TASK |
Transcribe the listing that follows in full, omitting pictures.

[Dataset entries]
*****

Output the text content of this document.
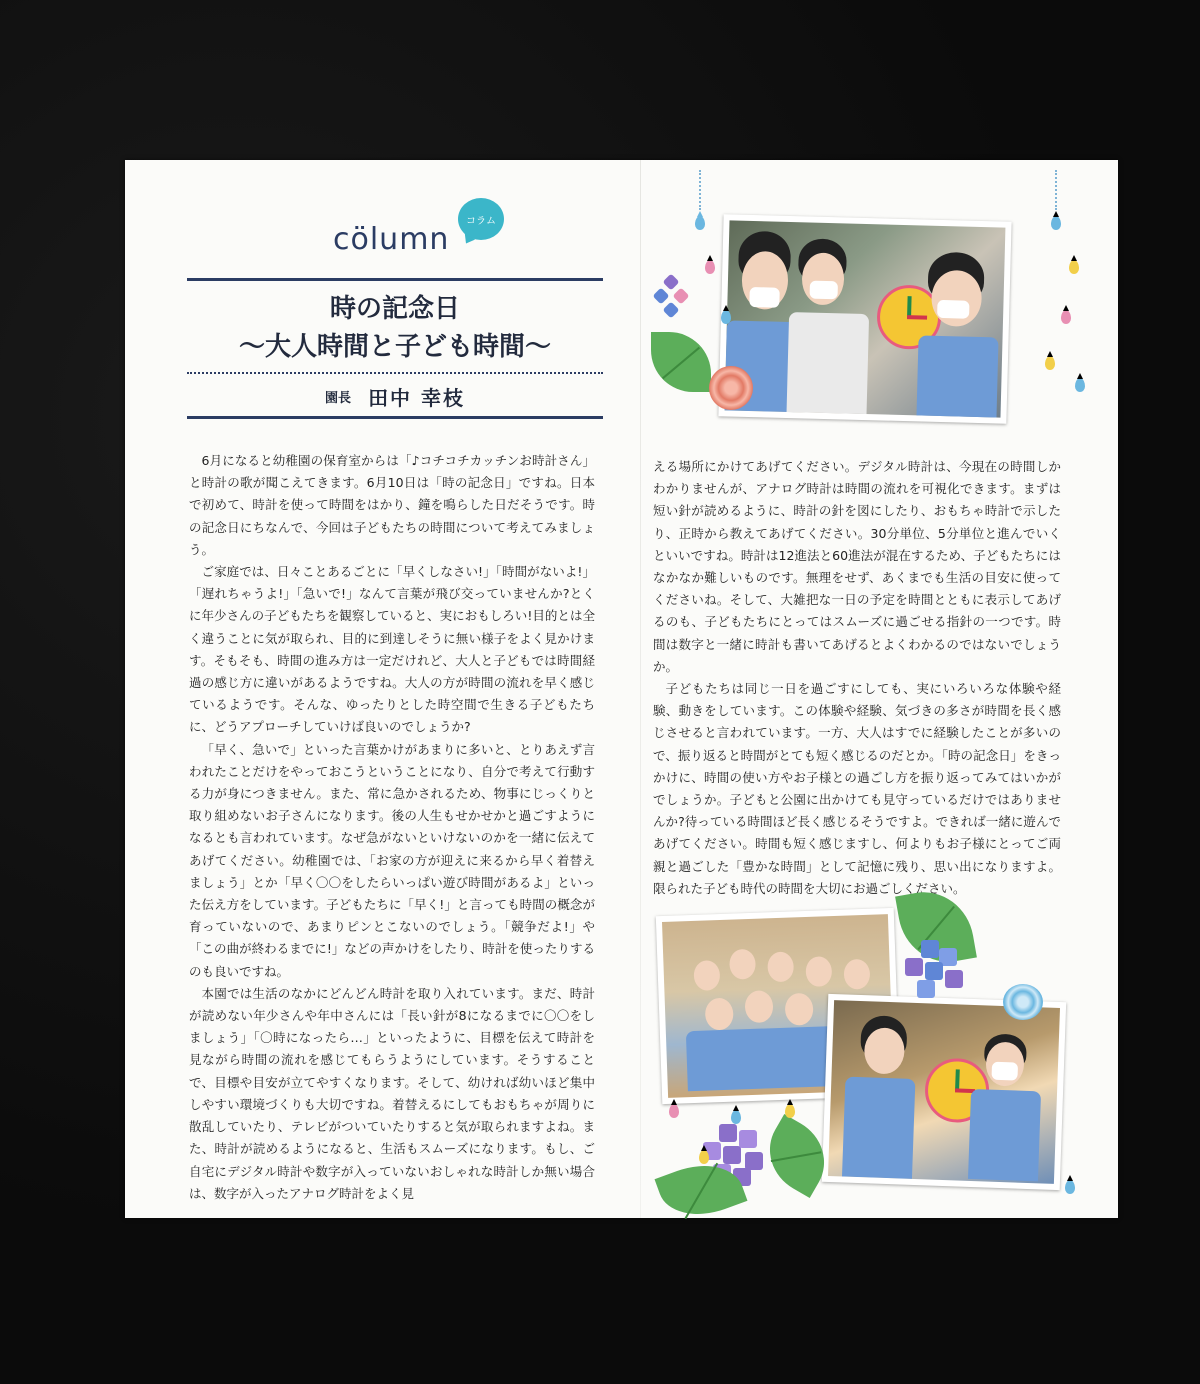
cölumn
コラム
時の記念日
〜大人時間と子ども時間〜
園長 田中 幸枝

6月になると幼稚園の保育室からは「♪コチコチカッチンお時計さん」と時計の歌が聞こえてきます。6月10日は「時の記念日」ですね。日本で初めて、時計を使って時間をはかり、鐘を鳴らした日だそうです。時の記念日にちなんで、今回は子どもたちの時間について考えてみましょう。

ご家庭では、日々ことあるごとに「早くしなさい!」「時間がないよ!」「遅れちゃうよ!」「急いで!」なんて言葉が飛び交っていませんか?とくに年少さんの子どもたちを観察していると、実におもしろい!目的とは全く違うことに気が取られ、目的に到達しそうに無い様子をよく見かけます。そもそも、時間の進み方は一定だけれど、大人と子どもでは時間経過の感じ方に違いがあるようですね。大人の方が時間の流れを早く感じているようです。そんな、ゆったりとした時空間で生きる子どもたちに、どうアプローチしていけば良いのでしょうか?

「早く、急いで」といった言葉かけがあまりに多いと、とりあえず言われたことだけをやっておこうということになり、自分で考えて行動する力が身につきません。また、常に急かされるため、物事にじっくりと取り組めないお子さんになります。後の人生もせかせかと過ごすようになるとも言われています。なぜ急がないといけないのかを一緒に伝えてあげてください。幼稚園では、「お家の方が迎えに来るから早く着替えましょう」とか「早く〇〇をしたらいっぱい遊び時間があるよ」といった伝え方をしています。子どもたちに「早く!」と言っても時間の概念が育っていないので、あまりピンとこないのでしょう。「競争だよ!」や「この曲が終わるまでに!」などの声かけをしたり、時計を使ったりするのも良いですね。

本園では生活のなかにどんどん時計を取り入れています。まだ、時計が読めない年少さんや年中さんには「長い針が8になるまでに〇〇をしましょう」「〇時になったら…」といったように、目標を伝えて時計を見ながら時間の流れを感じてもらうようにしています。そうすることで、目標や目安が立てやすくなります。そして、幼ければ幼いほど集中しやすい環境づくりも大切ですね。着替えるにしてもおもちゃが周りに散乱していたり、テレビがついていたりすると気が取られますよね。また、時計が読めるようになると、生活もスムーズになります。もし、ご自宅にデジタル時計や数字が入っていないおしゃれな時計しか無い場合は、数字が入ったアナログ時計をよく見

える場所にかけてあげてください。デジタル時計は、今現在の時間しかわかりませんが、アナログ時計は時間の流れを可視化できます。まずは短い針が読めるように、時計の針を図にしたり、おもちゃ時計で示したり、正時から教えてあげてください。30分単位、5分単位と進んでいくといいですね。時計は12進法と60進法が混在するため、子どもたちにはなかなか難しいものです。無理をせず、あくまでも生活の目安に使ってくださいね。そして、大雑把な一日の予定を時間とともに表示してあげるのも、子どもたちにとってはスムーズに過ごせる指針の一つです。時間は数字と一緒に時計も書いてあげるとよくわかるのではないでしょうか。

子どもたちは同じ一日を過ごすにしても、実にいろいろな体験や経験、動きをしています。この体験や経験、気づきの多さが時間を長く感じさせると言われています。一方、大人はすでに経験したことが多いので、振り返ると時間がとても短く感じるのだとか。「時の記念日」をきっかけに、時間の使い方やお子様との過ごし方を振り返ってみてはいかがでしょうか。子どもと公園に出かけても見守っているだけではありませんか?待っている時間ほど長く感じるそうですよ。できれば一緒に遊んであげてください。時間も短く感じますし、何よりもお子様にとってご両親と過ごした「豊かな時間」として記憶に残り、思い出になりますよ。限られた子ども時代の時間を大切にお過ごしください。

*****

RESULT FOR THIS EXERCISE |
Output the text content of this document.
cölumn
コラム
時の記念日
〜大人時間と子ども時間〜
園長 田中 幸枝

6月になると幼稚園の保育室からは「♪コチコチカッチンお時計さん」と時計の歌が聞こえてきます。6月10日は「時の記念日」ですね。日本で初めて、時計を使って時間をはかり、鐘を鳴らした日だそうです。時の記念日にちなんで、今回は子どもたちの時間について考えてみましょう。

ご家庭では、日々ことあるごとに「早くしなさい!」「時間がないよ!」「遅れちゃうよ!」「急いで!」なんて言葉が飛び交っていませんか?とくに年少さんの子どもたちを観察していると、実におもしろい!目的とは全く違うことに気が取られ、目的に到達しそうに無い様子をよく見かけます。そもそも、時間の進み方は一定だけれど、大人と子どもでは時間経過の感じ方に違いがあるようですね。大人の方が時間の流れを早く感じているようです。そんな、ゆったりとした時空間で生きる子どもたちに、どうアプローチしていけば良いのでしょうか?

「早く、急いで」といった言葉かけがあまりに多いと、とりあえず言われたことだけをやっておこうということになり、自分で考えて行動する力が身につきません。また、常に急かされるため、物事にじっくりと取り組めないお子さんになります。後の人生もせかせかと過ごすようになるとも言われています。なぜ急がないといけないのかを一緒に伝えてあげてください。幼稚園では、「お家の方が迎えに来るから早く着替えましょう」とか「早く〇〇をしたらいっぱい遊び時間があるよ」といった伝え方をしています。子どもたちに「早く!」と言っても時間の概念が育っていないので、あまりピンとこないのでしょう。「競争だよ!」や「この曲が終わるまでに!」などの声かけをしたり、時計を使ったりするのも良いですね。

本園では生活のなかにどんどん時計を取り入れています。まだ、時計が読めない年少さんや年中さんには「長い針が8になるまでに〇〇をしましょう」「〇時になったら…」といったように、目標を伝えて時計を見ながら時間の流れを感じてもらうようにしています。そうすることで、目標や目安が立てやすくなります。そして、幼ければ幼いほど集中しやすい環境づくりも大切ですね。着替えるにしてもおもちゃが周りに散乱していたり、テレビがついていたりすると気が取られますよね。また、時計が読めるようになると、生活もスムーズになります。もし、ご自宅にデジタル時計や数字が入っていないおしゃれな時計しか無い場合は、数字が入ったアナログ時計をよく見

える場所にかけてあげてください。デジタル時計は、今現在の時間しかわかりませんが、アナログ時計は時間の流れを可視化できます。まずは短い針が読めるように、時計の針を図にしたり、おもちゃ時計で示したり、正時から教えてあげてください。30分単位、5分単位と進んでいくといいですね。時計は12進法と60進法が混在するため、子どもたちにはなかなか難しいものです。無理をせず、あくまでも生活の目安に使ってくださいね。そして、大雑把な一日の予定を時間とともに表示してあげるのも、子どもたちにとってはスムーズに過ごせる指針の一つです。時間は数字と一緒に時計も書いてあげるとよくわかるのではないでしょうか。

子どもたちは同じ一日を過ごすにしても、実にいろいろな体験や経験、動きをしています。この体験や経験、気づきの多さが時間を長く感じさせると言われています。一方、大人はすでに経験したことが多いので、振り返ると時間がとても短く感じるのだとか。「時の記念日」をきっかけに、時間の使い方やお子様との過ごし方を振り返ってみてはいかがでしょうか。子どもと公園に出かけても見守っているだけではありませんか?待っている時間ほど長く感じるそうですよ。できれば一緒に遊んであげてください。時間も短く感じますし、何よりもお子様にとってご両親と過ごした「豊かな時間」として記憶に残り、思い出になりますよ。限られた子ども時代の時間を大切にお過ごしください。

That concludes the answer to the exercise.